Set tasks ▸
[1] According to the article on South Africa's struggle against privatisation, how many workers joined the two-day general strike on 29 and 30 August?
[2] Reproduce the privatisation article word for word, everything from "South Africa: the" down to "under great strain.".
[3] Write the next part of the article on South Africa's struggle against privatisation, picking up after its final sentence.

[START Excerpt to read]

South Africa: the struggle against privatisation

FRFI 164 December 2001 / January 2002

Loyalty to the African National Congress (ANC) no longer makes sense to ordinary workers in their everyday life as they face the ANC government as an employer – a boss who attacks them at work and at home. The 15-year alliance between the Congress of South African Trade Unions (COSATU; the largest South African union federation, with 1.8 million members), the ANC (the ruling party) and the South African Communist Party (SACP), is under great strain.

On 29 and 30 August more than 5 million workers went on a two-day general strike called by COSATU against privatisation. Unlike in the UK, in South Africa political strikes are allowed if the long-winded procedures are followed under the terms of the Labour Relations Act (LRA). This is one of the gains made by the victory of the struggle against apartheid and the installation of a ‘worker-friendly’ government in 1994.

[END Excerpt to read]
[START Data rows]

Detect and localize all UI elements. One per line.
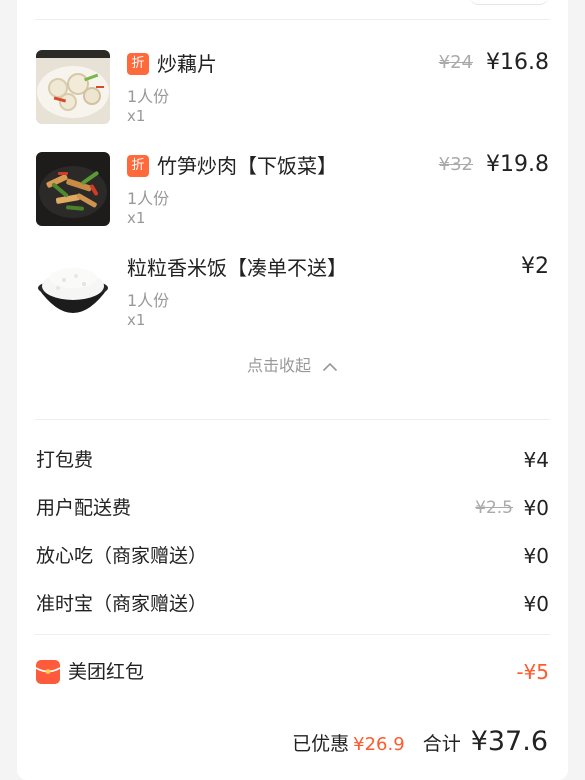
- fee-original-value: ¥2.5: [475, 498, 513, 518]
- fee-value: ¥0: [523, 496, 549, 520]
- fee-value: ¥0: [523, 544, 549, 568]
- red-packet-value: -¥5: [516, 660, 549, 684]
- fee-value: ¥0: [523, 592, 549, 616]
- item-price: ¥16.8: [486, 50, 549, 75]
- fee-label: 用户配送费: [36, 497, 132, 519]
- dish-image: [36, 50, 110, 124]
- item-portion: 1人份: [127, 87, 170, 106]
- fee-row-ontime-guarantee[interactable]: 准时宝（商家赠送） ¥0: [36, 589, 549, 619]
- red-packet-row[interactable]: 美团红包 -¥5: [35, 657, 549, 687]
- item-quantity: x1: [127, 107, 146, 125]
- item-original-price: ¥24: [438, 52, 473, 73]
- item-quantity: x1: [127, 209, 146, 227]
- fee-row-food-safety[interactable]: 放心吃（商家赠送） ¥0: [36, 541, 549, 571]
- divider: [35, 634, 550, 635]
- item-name: 竹笋炒肉【下饭菜】: [157, 154, 337, 178]
- dish-image: [36, 254, 110, 328]
- item-original-price: ¥32: [438, 154, 473, 175]
- discount-tag: 折: [127, 155, 149, 177]
- fee-value: ¥4: [523, 448, 549, 472]
- fee-label: 放心吃（商家赠送）: [36, 545, 208, 567]
- fee-label: 打包费: [36, 449, 94, 471]
- collapse-label: 点击收起: [246, 356, 311, 375]
- item-price: ¥19.8: [486, 152, 549, 177]
- item-portion: 1人份: [127, 291, 170, 310]
- divider: [35, 419, 550, 420]
- total-value: ¥37.6: [470, 726, 548, 757]
- item-portion: 1人份: [127, 189, 170, 208]
- item-price: ¥2: [521, 254, 549, 279]
- dish-image: [36, 152, 110, 226]
- discount-total-value: ¥26.9: [353, 734, 405, 755]
- top-pill-edge: [469, 0, 549, 5]
- fee-row-delivery: 用户配送费 ¥2.5 ¥0: [36, 493, 549, 523]
- list-item: 粒粒香米饭【凑单不送】 1人份 x1 ¥2: [36, 254, 549, 339]
- order-summary: 已优惠 ¥26.9 合计 ¥37.6: [292, 726, 548, 760]
- order-detail-card: 折 炒藕片 1人份 x1 ¥24 ¥16.8 折 竹笋炒肉【下饭菜】 1人份 x…: [17, 0, 568, 780]
- discount-total-label: 已优惠: [292, 733, 350, 755]
- discount-tag: 折: [127, 53, 149, 75]
- item-quantity: x1: [127, 311, 146, 329]
- chevron-up-icon: [322, 357, 338, 376]
- total-label: 合计: [422, 733, 461, 755]
- fee-row-packaging: 打包费 ¥4: [36, 445, 549, 475]
- collapse-toggle[interactable]: 点击收起: [17, 352, 568, 376]
- list-item: 折 炒藕片 1人份 x1 ¥24 ¥16.8: [36, 50, 549, 135]
- list-item: 折 竹笋炒肉【下饭菜】 1人份 x1 ¥32 ¥19.8: [36, 152, 549, 237]
- fee-label: 准时宝（商家赠送）: [36, 593, 208, 615]
- item-name: 粒粒香米饭【凑单不送】: [127, 256, 347, 280]
- red-packet-icon: [35, 660, 61, 684]
- divider: [35, 19, 550, 20]
- item-name: 炒藕片: [157, 52, 217, 76]
- red-packet-label: 美团红包: [68, 661, 145, 683]
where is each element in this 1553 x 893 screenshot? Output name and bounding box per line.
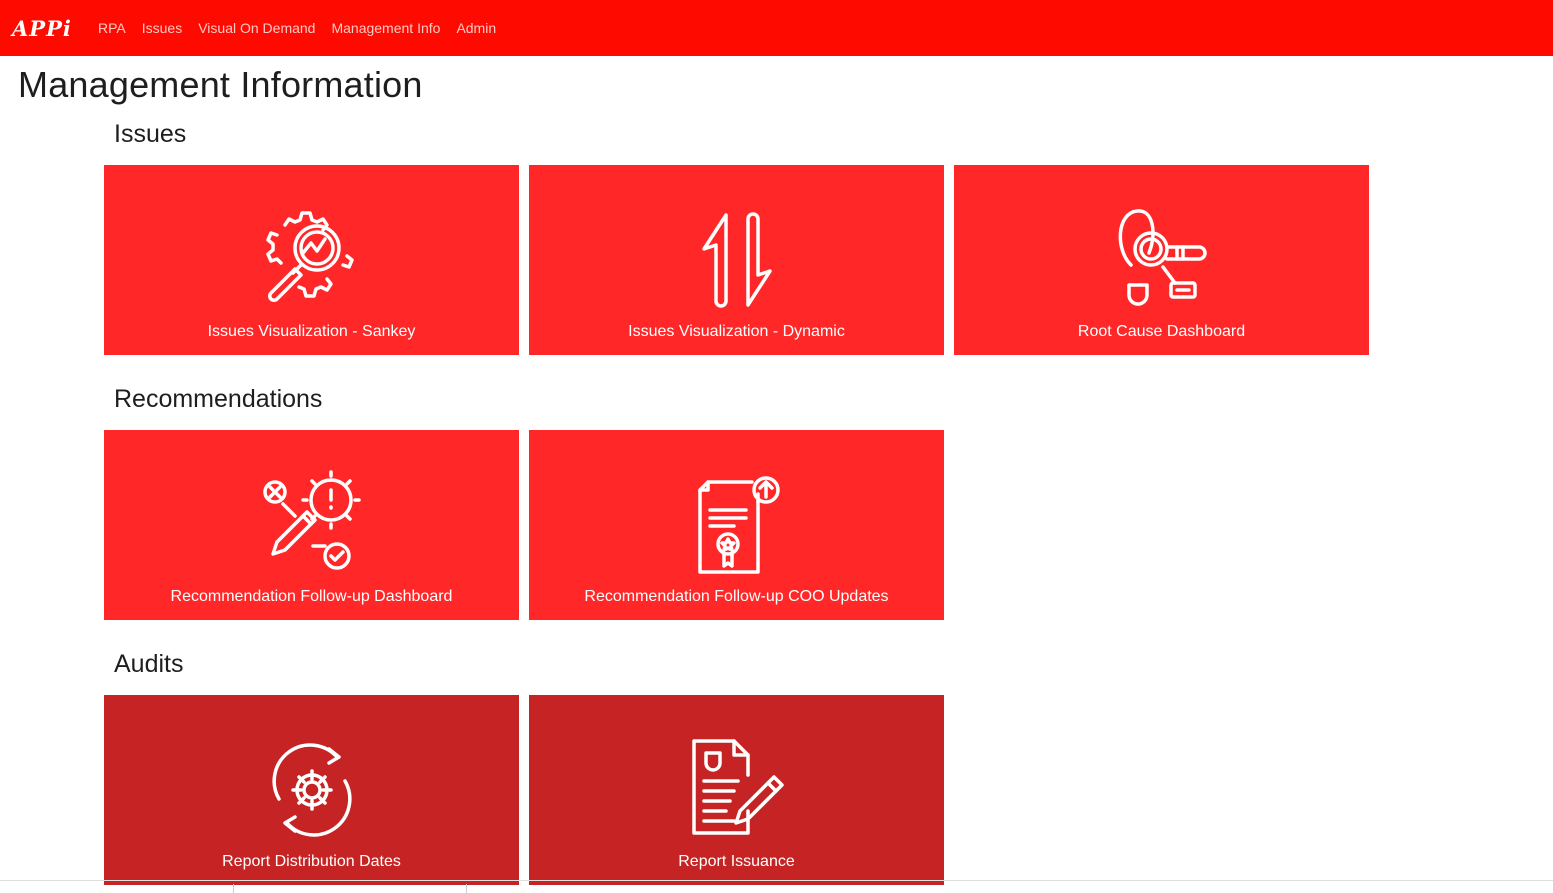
bottom-divider	[0, 880, 1553, 881]
tile-recommendation-follow-up-coo-updates[interactable]: Recommendation Follow-up COO Updates	[529, 430, 944, 620]
bottom-divider-tick	[466, 884, 467, 893]
tile-label: Issues Visualization - Sankey	[207, 323, 416, 340]
tile-label: Issues Visualization - Dynamic	[628, 323, 845, 340]
nav-link-issues[interactable]: Issues	[142, 20, 182, 36]
gear-magnifier-icon	[104, 205, 519, 315]
tile-label: Recommendation Follow-up COO Updates	[584, 588, 889, 605]
tile-root-cause-dashboard[interactable]: Root Cause Dashboard	[954, 165, 1369, 355]
nav-links: RPA Issues Visual On Demand Management I…	[98, 20, 512, 36]
nav-link-management-info[interactable]: Management Info	[331, 20, 440, 36]
nav-link-rpa[interactable]: RPA	[98, 20, 126, 36]
section-title-recommendations: Recommendations	[114, 385, 323, 413]
tile-label: Recommendation Follow-up Dashboard	[170, 588, 453, 605]
tile-recommendation-follow-up-dashboard[interactable]: Recommendation Follow-up Dashboard	[104, 430, 519, 620]
tile-label: Report Distribution Dates	[222, 853, 401, 870]
page-title: Management Information	[18, 64, 423, 105]
pencil-gear-check-icon	[104, 470, 519, 580]
tile-issues-visualization-sankey[interactable]: Issues Visualization - Sankey	[104, 165, 519, 355]
footprint-magnifier-icon	[954, 205, 1369, 315]
document-pen-icon	[529, 735, 944, 845]
brand-logo[interactable]: APPi	[12, 16, 84, 41]
tile-report-issuance[interactable]: Report Issuance	[529, 695, 944, 885]
tile-label: Root Cause Dashboard	[1077, 323, 1246, 340]
tile-label: Report Issuance	[678, 853, 795, 870]
tile-report-distribution-dates[interactable]: Report Distribution Dates	[104, 695, 519, 885]
up-down-arrows-icon	[529, 205, 944, 315]
certificate-upload-icon	[529, 470, 944, 580]
nav-link-admin[interactable]: Admin	[456, 20, 496, 36]
tile-issues-visualization-dynamic[interactable]: Issues Visualization - Dynamic	[529, 165, 944, 355]
section-title-issues: Issues	[114, 120, 187, 148]
nav-link-visual-on-demand[interactable]: Visual On Demand	[198, 20, 315, 36]
top-navbar: APPi RPA Issues Visual On Demand Managem…	[0, 0, 1553, 56]
gear-cycle-icon	[104, 735, 519, 845]
section-title-audits: Audits	[114, 650, 184, 678]
bottom-divider-tick	[233, 884, 234, 893]
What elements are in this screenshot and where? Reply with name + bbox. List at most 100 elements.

[END Data rows]

Solved problems ▸
[1] More than 5 million workers.

[2]
South Africa: the struggle against privatisation

FRFI 164 December 2001 / January 2002

Loyalty to the African National Congress (ANC) no longer makes sense to ordinary workers in their everyday life as they face the ANC government as an employer – a boss who attacks them at work and at home. The 15-year alliance between the Congress of South African Trade Unions (COSATU; the largest South African union federation, with 1.8 million members), the ANC (the ruling party) and the South African Communist Party (SACP), is under great strain.

[3]
Today the honeymoon between government and organised labour is not only over but the marriage itself is under threat of dissolution as ANC policy increasingly moves to the right. When the ANC took over power it adopted a social programme called the Reconstruction and Development Programme (RDP), which was drawn up jointly with COSATU, the SACP and the progressive civics. But within two years the ANC abandoned this distributionist pro-worker programme and adopted the Growth, Employment and Redistribution Programme (GEAR), put together with the help of World Bank officials, which prioritised growth over redistribution and profit over people’s needs.

At the centre of GEAR is privatisation, trade liberalisation and reliance on foreign investment as an economic development strategy. Since GEAR was adopted more than a million jobs have been lost both in the private and public sector. Government social expenditure and company taxes have been reduced, with the result that the rich are literally getting richer and the poor poorer in the ‘new’ South Africa.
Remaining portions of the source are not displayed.